O juiz da 7ª Vara da Fazenda Pública, Carlos Augusto Gomes, reagiu ontem às acusações do deputado estadual Carlomano Marques (PMDB) e avisou: “Lugar para discussão de processo judicial é no Poder Judiciário, não é no Parlamento nem na imprensa”. Foi assim que o juiz manifestou sua insatisfação com Carlomano, que o acusou, ontem, de participar de “conluio” com a Autarquia Municipal de Trânsito (AMC) e a empresa Citéluz.
Carlomano, assim, pôs em xeque a decisão liminar do juiz que, no último dia 13, devolveu à empresa o direito de participar da licitação de R$ 138 milhões para administrar o parque de iluminação pública de Fortaleza. A licitação já havia sido suspensa por indício de direcionamento do edital - elaborado pela AMC - em benefício da Citéluz.
A indignação do juiz pode resultar em ação judicial contra Carlomano. O magistrado já solicitou à Assembleia gravação em vídeo de toda a discussão no plenário 13 de Maio sobre o caso Citéluz, incluindo os registros da sessão ordinária de ontem e da última quinta-feira. Com o material em mãos, Carlos pretende procurar o setor jurídico da Associação Cearense de Magistrados (ACM) para detecção das medidas possíveis.
Segundo ele, a imunidade parlamentar da qual desfrutam os deputado estaduais não garante ao parlamentar liberdade para atingir a honra de outras pessoas com a narração de fatos inverídicos. “Tenho 20 anos de magistratura e tomo minhas decisões com base na minha consciência, na mais absoluta legalidade. Este deputado feriu minha honra”.
Para o juiz, o ataque de Carlomano está relacionado ao clima pré-eleitoral que a cidade vivencia. Na Assembleia, Carlomano disse ter entrado com ação no Tribunal de Justiça do Ceará (TJ-CE) a fim de derrubar a decisão liminar do Juiz.

::::::::::

Exercícios propostos:
A – Transcreva da notícia tudo o que vai de "Para o juiz, o" até "liminar do Juiz.".
B – Diga se cada afirmação concorda com a notícia, respondendo sim ou não e citando as palavras do texto que decidem: (i) o juiz Carlos Augusto Gomes tem 20 anos de magistratura; (ii) o edital da licitação foi elaborado pela Citéluz; (iii) a decisão liminar do juiz saiu no último dia 13.

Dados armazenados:

::::::::::

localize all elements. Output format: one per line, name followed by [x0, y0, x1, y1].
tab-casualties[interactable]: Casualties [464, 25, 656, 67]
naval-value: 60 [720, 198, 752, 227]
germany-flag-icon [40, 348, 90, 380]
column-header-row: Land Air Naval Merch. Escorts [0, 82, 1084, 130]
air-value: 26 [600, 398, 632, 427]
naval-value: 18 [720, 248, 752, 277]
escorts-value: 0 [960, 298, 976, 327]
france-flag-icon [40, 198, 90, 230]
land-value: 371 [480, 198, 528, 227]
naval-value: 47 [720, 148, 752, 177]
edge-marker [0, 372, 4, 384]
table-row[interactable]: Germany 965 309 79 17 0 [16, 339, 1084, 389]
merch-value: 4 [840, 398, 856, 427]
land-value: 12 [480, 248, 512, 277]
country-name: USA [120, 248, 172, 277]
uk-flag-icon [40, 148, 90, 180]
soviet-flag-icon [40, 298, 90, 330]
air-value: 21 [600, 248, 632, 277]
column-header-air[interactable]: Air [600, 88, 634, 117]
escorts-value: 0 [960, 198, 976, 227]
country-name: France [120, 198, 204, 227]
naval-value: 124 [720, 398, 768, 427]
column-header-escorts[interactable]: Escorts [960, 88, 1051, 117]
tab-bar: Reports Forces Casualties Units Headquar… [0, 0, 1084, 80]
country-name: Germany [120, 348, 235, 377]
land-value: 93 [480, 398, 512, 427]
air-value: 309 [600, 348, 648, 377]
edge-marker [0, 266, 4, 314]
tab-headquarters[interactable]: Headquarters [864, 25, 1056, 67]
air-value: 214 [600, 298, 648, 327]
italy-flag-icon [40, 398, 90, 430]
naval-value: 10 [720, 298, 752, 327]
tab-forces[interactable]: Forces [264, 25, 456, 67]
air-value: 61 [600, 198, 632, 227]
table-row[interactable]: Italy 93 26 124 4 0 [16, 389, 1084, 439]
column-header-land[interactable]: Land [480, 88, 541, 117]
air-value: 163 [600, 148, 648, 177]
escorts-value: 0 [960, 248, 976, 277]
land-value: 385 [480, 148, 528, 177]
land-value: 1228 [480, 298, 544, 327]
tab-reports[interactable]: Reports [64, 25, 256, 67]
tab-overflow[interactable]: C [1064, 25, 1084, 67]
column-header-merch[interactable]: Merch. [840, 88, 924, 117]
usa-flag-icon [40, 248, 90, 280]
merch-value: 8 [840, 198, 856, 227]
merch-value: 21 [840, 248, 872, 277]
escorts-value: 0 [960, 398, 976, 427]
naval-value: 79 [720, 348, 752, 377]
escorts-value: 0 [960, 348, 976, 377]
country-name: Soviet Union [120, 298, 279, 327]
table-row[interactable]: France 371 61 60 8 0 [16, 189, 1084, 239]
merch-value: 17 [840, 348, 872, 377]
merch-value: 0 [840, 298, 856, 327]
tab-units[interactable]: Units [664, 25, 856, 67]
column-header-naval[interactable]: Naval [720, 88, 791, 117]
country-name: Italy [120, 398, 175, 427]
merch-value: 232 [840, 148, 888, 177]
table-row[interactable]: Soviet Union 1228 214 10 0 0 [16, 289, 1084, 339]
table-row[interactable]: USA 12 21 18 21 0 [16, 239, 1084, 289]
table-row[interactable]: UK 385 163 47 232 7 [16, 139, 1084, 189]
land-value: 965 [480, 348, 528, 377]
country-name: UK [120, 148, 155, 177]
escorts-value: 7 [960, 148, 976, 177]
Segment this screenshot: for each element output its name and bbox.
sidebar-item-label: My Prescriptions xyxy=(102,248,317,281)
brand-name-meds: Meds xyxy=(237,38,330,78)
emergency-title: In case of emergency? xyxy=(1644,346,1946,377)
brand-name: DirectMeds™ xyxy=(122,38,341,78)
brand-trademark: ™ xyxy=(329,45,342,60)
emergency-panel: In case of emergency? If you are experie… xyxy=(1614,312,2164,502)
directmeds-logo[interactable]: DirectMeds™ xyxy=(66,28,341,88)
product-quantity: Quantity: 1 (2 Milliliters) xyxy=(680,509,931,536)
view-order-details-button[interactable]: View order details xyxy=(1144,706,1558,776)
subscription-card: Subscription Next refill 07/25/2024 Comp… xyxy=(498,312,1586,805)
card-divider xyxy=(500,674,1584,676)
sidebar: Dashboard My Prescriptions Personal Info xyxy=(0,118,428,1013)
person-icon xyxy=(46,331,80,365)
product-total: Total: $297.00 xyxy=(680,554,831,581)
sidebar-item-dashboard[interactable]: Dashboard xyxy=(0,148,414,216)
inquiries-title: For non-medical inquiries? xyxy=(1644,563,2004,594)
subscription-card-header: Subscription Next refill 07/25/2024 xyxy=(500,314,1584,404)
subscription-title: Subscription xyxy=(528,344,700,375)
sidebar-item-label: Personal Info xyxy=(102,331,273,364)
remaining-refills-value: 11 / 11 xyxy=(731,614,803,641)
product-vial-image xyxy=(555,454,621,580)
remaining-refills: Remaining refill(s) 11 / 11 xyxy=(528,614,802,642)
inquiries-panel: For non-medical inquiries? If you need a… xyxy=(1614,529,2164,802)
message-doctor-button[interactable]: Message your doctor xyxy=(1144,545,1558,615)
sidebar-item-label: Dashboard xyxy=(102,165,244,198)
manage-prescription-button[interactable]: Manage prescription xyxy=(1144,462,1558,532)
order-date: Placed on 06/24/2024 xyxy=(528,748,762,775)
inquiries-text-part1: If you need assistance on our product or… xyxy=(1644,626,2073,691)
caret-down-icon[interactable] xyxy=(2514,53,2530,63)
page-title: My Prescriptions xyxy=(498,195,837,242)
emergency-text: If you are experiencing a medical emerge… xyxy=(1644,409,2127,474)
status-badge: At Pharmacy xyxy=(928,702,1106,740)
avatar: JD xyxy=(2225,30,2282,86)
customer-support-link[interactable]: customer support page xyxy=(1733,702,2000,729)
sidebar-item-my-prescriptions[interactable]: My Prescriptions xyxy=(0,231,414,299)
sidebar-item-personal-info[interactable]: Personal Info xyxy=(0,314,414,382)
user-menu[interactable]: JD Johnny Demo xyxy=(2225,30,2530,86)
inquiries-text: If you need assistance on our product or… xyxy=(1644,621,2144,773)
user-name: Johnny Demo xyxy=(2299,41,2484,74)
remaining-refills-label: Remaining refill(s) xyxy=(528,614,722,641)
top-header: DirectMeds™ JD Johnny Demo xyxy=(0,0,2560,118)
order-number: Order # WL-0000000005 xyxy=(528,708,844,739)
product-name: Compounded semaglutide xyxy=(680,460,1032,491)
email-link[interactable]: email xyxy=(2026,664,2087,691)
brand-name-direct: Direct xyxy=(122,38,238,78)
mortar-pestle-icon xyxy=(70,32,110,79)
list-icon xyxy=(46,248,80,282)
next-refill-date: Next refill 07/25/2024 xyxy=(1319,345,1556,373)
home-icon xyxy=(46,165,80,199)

::::::::::

Respostas:
A –
Para o juiz, o ataque de Carlomano está relacionado ao clima pré-eleitoral que a cidade vivencia. Na Assembleia, Carlomano disse ter entrado com ação no Tribunal de Justiça do Ceará (TJ-CE) a fim de derrubar a decisão liminar do Juiz.

B –
(i) Sim: "Tenho 20 anos de magistratura".
(ii) Não: "elaborado pela AMC".
(iii) Sim: "no último dia 13, devolveu à empresa o direito de participar da licitação".